======== Given information ========

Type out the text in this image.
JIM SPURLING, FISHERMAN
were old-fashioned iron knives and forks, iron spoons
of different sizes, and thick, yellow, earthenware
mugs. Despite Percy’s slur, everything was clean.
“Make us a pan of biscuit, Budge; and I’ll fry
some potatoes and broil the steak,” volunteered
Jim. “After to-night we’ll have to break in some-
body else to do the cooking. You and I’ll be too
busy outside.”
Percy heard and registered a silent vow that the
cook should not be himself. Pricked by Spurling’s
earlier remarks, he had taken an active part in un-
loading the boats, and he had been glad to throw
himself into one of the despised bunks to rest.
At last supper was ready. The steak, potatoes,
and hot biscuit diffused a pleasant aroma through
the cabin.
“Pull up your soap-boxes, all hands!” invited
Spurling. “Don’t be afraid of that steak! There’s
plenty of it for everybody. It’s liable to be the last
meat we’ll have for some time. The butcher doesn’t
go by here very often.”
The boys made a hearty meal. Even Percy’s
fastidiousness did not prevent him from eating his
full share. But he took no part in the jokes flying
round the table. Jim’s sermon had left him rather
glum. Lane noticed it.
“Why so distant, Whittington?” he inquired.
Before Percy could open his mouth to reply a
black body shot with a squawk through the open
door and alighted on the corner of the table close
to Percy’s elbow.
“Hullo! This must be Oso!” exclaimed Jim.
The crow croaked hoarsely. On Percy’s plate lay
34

========

Repeat the records exactly, including every line.

■ Final result:
Type out the text in this image.
JIM SPURLING, FISHERMAN
were old-fashioned iron knives and forks, iron spoons
of different sizes, and thick, yellow, earthenware
mugs. Despite Percy’s slur, everything was clean.
“Make us a pan of biscuit, Budge; and I’ll fry
some potatoes and broil the steak,” volunteered
Jim. “After to-night we’ll have to break in some-
body else to do the cooking. You and I’ll be too
busy outside.”
Percy heard and registered a silent vow that the
cook should not be himself. Pricked by Spurling’s
earlier remarks, he had taken an active part in un-
loading the boats, and he had been glad to throw
himself into one of the despised bunks to rest.
At last supper was ready. The steak, potatoes,
and hot biscuit diffused a pleasant aroma through
the cabin.
“Pull up your soap-boxes, all hands!” invited
Spurling. “Don’t be afraid of that steak! There’s
plenty of it for everybody. It’s liable to be the last
meat we’ll have for some time. The butcher doesn’t
go by here very often.”
The boys made a hearty meal. Even Percy’s
fastidiousness did not prevent him from eating his
full share. But he took no part in the jokes flying
round the table. Jim’s sermon had left him rather
glum. Lane noticed it.
“Why so distant, Whittington?” he inquired.
Before Percy could open his mouth to reply a
black body shot with a squawk through the open
door and alighted on the corner of the table close
to Percy’s elbow.
“Hullo! This must be Oso!” exclaimed Jim.
The crow croaked hoarsely. On Percy’s plate lay
34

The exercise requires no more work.